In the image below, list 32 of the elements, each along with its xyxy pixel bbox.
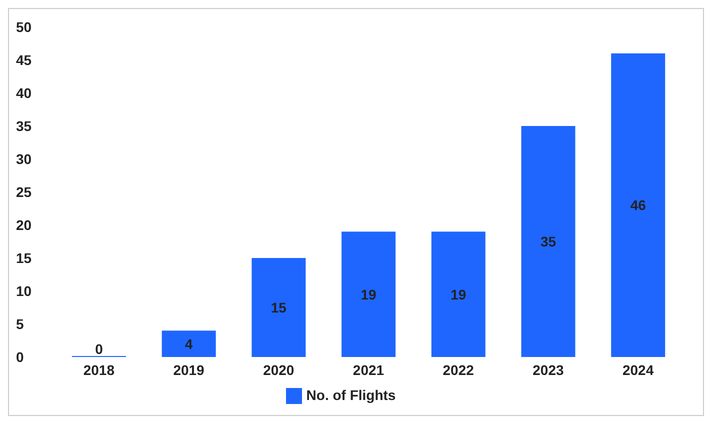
y-tick-label: 40 [16, 84, 32, 101]
data-label: 15 [270, 300, 287, 316]
data-label: 19 [360, 286, 377, 302]
y-tick-label: 35 [16, 118, 32, 134]
x-tick-label: 2024 [622, 362, 654, 378]
x-tick-label: 2022 [442, 362, 474, 378]
y-tick-label: 0 [16, 348, 24, 365]
y-tick-label: 20 [16, 216, 32, 233]
bar [342, 232, 396, 357]
y-tick-label: 5 [16, 316, 24, 332]
y-tick-label: 10 [16, 282, 32, 299]
data-label: 46 [630, 197, 646, 214]
x-tick-label: 2020 [263, 362, 294, 378]
y-tick-label: 50 [16, 18, 32, 35]
bar [162, 330, 216, 357]
legend-label: No. of Flights [306, 387, 396, 403]
x-tick-label: 2021 [352, 362, 384, 378]
y-tick-label: 25 [16, 184, 32, 200]
x-tick-label: 2018 [83, 362, 115, 378]
bar [431, 232, 486, 357]
data-label: 19 [450, 286, 466, 302]
data-label: 4 [184, 336, 193, 352]
bar [611, 53, 666, 357]
x-tick-label: 2023 [532, 362, 564, 378]
data-label: 35 [540, 234, 556, 250]
y-tick-label: 15 [16, 250, 32, 266]
y-tick-label: 30 [16, 150, 32, 167]
x-tick-label: 2019 [173, 362, 205, 378]
data-label: 0 [95, 341, 104, 357]
bar [252, 258, 306, 357]
y-tick-label: 45 [16, 52, 32, 68]
bar [521, 126, 576, 357]
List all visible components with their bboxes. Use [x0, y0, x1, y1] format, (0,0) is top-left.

────

Work required: Transcribe every line of the listing above word for word, leaving out the picture.

Expected output:
In the image below, list 32 of the elements, each along with its xyxy pixel bbox.
y-tick-label: 40 [16, 84, 32, 101]
data-label: 15 [270, 300, 287, 316]
data-label: 19 [360, 286, 377, 302]
y-tick-label: 35 [16, 118, 32, 134]
x-tick-label: 2024 [622, 362, 654, 378]
x-tick-label: 2022 [442, 362, 474, 378]
y-tick-label: 0 [16, 348, 24, 365]
y-tick-label: 20 [16, 216, 32, 233]
bar [342, 232, 396, 357]
y-tick-label: 5 [16, 316, 24, 332]
y-tick-label: 10 [16, 282, 32, 299]
data-label: 46 [630, 197, 646, 214]
x-tick-label: 2020 [263, 362, 294, 378]
y-tick-label: 50 [16, 18, 32, 35]
bar [162, 330, 216, 357]
legend-label: No. of Flights [306, 387, 396, 403]
x-tick-label: 2021 [352, 362, 384, 378]
y-tick-label: 25 [16, 184, 32, 200]
x-tick-label: 2018 [83, 362, 115, 378]
bar [431, 232, 486, 357]
data-label: 19 [450, 286, 466, 302]
data-label: 4 [184, 336, 193, 352]
bar [611, 53, 666, 357]
x-tick-label: 2023 [532, 362, 564, 378]
data-label: 35 [540, 234, 556, 250]
y-tick-label: 15 [16, 250, 32, 266]
y-tick-label: 30 [16, 150, 32, 167]
x-tick-label: 2019 [173, 362, 205, 378]
data-label: 0 [95, 341, 104, 357]
bar [252, 258, 306, 357]
y-tick-label: 45 [16, 52, 32, 68]
bar [521, 126, 576, 357]
List all visible components with their bboxes. Use [x0, y0, x1, y1] format, (0,0) is top-left.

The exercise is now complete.